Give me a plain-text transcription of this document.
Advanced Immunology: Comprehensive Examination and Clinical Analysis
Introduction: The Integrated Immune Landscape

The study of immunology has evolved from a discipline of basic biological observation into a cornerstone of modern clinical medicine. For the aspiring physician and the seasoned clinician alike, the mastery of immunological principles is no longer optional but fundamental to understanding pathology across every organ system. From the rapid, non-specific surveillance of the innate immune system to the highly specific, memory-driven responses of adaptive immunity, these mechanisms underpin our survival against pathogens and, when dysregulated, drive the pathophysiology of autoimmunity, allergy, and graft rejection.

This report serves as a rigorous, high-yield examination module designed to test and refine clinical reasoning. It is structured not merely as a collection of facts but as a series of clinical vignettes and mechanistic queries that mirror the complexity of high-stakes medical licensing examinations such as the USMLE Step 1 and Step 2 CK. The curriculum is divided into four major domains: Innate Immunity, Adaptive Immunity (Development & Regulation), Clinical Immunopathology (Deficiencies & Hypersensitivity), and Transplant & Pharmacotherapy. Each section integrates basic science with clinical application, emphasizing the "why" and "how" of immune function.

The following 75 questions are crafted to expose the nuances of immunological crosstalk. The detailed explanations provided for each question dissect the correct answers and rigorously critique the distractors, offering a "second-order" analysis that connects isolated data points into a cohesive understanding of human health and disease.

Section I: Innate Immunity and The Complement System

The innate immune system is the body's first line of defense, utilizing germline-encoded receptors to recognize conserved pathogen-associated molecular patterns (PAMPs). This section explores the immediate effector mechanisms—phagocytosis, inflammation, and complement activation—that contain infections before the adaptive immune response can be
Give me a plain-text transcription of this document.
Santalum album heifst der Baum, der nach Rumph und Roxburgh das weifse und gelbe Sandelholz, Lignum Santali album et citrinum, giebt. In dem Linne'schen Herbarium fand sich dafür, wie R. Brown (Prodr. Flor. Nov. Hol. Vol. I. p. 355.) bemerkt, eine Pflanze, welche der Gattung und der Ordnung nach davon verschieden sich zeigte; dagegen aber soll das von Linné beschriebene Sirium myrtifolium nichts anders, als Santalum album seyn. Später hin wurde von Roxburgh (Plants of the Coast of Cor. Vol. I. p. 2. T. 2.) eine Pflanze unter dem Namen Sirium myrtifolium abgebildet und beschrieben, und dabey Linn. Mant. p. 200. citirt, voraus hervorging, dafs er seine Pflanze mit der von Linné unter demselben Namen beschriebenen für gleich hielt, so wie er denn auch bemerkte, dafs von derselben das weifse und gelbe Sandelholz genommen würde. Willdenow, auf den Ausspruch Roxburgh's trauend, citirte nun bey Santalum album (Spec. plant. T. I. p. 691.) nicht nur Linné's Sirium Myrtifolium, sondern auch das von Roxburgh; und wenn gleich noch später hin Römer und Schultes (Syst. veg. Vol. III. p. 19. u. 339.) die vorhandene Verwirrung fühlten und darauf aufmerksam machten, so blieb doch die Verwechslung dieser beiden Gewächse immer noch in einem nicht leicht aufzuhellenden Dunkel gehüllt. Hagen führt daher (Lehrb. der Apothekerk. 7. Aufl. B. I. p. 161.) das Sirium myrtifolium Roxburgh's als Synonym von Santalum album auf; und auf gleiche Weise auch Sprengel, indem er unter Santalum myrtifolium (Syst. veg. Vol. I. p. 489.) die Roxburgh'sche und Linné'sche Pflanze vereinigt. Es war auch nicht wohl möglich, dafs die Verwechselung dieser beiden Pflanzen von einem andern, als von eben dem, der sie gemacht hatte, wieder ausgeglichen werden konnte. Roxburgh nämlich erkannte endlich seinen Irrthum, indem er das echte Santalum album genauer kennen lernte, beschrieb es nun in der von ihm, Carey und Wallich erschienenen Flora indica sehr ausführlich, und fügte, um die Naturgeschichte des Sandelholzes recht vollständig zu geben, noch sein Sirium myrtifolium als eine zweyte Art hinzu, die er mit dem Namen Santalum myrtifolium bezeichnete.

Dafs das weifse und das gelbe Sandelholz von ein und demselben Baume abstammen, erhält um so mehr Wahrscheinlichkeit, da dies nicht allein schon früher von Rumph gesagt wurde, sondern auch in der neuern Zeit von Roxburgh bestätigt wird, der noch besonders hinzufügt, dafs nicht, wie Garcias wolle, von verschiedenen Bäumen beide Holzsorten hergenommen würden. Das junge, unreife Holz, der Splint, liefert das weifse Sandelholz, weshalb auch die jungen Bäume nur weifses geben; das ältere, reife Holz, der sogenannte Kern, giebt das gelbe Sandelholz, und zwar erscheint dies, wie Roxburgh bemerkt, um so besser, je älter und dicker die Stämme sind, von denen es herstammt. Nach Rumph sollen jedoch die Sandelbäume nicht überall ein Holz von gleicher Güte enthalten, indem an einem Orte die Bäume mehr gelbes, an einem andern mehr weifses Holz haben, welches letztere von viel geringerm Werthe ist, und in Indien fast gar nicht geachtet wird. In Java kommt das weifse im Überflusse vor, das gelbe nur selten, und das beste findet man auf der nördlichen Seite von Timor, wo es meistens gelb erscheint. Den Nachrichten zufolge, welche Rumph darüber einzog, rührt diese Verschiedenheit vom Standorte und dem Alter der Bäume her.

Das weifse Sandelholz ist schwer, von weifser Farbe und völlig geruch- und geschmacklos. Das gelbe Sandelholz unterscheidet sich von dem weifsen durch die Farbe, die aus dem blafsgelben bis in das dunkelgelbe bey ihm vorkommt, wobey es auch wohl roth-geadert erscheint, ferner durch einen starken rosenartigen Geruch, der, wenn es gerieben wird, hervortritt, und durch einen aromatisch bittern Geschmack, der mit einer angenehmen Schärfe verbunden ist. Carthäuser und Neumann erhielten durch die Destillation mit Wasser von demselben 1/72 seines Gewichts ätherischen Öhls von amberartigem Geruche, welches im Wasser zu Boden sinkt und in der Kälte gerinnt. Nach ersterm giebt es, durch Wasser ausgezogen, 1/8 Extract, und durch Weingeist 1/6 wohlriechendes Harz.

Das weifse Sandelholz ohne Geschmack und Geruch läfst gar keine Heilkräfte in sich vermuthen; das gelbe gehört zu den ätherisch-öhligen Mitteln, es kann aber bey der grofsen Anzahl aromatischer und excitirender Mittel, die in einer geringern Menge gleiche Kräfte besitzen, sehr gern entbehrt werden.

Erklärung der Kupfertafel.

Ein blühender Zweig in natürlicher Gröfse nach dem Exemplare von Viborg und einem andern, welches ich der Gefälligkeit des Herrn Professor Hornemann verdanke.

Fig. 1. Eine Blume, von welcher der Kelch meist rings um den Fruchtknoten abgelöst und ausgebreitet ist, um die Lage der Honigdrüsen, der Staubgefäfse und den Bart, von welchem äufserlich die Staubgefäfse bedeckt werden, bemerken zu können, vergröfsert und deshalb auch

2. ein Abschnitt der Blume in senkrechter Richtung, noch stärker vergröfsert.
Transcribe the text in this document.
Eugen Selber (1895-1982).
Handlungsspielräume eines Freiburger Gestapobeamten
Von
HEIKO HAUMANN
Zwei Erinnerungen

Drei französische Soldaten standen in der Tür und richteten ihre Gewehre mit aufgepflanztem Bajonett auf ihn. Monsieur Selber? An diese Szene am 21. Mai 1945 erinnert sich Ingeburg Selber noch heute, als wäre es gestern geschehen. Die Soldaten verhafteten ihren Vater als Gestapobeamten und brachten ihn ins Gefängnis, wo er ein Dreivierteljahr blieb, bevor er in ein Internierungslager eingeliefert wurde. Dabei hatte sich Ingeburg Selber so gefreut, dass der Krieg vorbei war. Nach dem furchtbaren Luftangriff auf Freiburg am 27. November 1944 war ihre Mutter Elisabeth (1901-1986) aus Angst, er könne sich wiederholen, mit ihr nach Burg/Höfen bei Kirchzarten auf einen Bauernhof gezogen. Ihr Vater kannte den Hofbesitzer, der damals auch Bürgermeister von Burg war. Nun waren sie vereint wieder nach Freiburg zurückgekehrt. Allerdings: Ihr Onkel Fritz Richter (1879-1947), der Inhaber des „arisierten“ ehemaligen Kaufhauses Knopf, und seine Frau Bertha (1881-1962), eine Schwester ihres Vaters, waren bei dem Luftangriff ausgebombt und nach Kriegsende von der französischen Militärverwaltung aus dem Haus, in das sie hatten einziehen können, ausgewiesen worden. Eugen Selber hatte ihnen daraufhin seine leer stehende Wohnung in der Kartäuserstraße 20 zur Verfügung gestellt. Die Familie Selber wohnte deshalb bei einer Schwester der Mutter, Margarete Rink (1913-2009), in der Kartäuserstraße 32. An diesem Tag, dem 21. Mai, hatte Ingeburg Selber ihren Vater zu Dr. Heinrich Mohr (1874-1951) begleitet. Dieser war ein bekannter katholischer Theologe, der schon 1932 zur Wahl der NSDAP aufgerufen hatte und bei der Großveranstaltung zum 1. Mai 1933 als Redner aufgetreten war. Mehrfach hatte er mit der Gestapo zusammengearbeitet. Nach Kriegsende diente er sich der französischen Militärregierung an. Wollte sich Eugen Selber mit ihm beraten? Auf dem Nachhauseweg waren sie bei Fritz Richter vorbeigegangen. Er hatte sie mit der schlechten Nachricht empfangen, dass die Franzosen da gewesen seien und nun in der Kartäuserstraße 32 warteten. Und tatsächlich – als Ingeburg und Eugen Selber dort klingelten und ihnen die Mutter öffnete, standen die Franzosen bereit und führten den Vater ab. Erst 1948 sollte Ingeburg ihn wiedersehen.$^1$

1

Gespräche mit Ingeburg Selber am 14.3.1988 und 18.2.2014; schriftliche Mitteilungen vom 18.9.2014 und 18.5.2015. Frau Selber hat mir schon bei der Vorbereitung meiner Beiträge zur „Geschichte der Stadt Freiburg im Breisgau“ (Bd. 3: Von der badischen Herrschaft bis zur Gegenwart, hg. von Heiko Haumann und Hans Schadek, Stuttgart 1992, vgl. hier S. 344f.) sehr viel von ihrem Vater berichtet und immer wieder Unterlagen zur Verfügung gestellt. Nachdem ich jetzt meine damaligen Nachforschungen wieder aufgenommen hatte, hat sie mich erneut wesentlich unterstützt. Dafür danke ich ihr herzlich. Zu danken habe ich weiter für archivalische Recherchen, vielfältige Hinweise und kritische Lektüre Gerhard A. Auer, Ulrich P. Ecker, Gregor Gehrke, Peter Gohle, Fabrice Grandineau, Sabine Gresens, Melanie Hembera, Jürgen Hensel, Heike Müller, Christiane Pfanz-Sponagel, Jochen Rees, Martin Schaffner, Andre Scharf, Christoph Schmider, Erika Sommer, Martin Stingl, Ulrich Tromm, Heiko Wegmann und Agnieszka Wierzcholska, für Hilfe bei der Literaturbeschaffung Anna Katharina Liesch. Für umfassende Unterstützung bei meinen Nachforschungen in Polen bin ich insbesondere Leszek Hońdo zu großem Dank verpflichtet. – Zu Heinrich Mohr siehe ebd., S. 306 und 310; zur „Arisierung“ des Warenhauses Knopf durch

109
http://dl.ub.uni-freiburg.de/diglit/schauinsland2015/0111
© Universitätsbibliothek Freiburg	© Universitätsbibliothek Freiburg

━━━━

Prompt: Your answer should be the lines of the records that hold the string "immunological".

Answer box:
The study of immunology has evolved from a discipline of basic biological observation into a cornerstone of modern clinical medicine. For the aspiring physician and the seasoned clinician alike, the mastery of immunological principles is no longer optional but fundamental to understanding pathology across every organ system. From the rapid, non-specific surveillance of the innate immune system to the highly specific, memory-driven responses of adaptive immunity, these mechanisms underpin our survival against pathogens and, when dysregulated, drive the pathophysiology of autoimmunity, allergy, and graft rejection.
The following 75 questions are crafted to expose the nuances of immunological crosstalk. The detailed explanations provided for each question dissect the correct answers and rigorously critique the distractors, offering a "second-order" analysis that connects isolated data points into a cohesive understanding of human health and disease.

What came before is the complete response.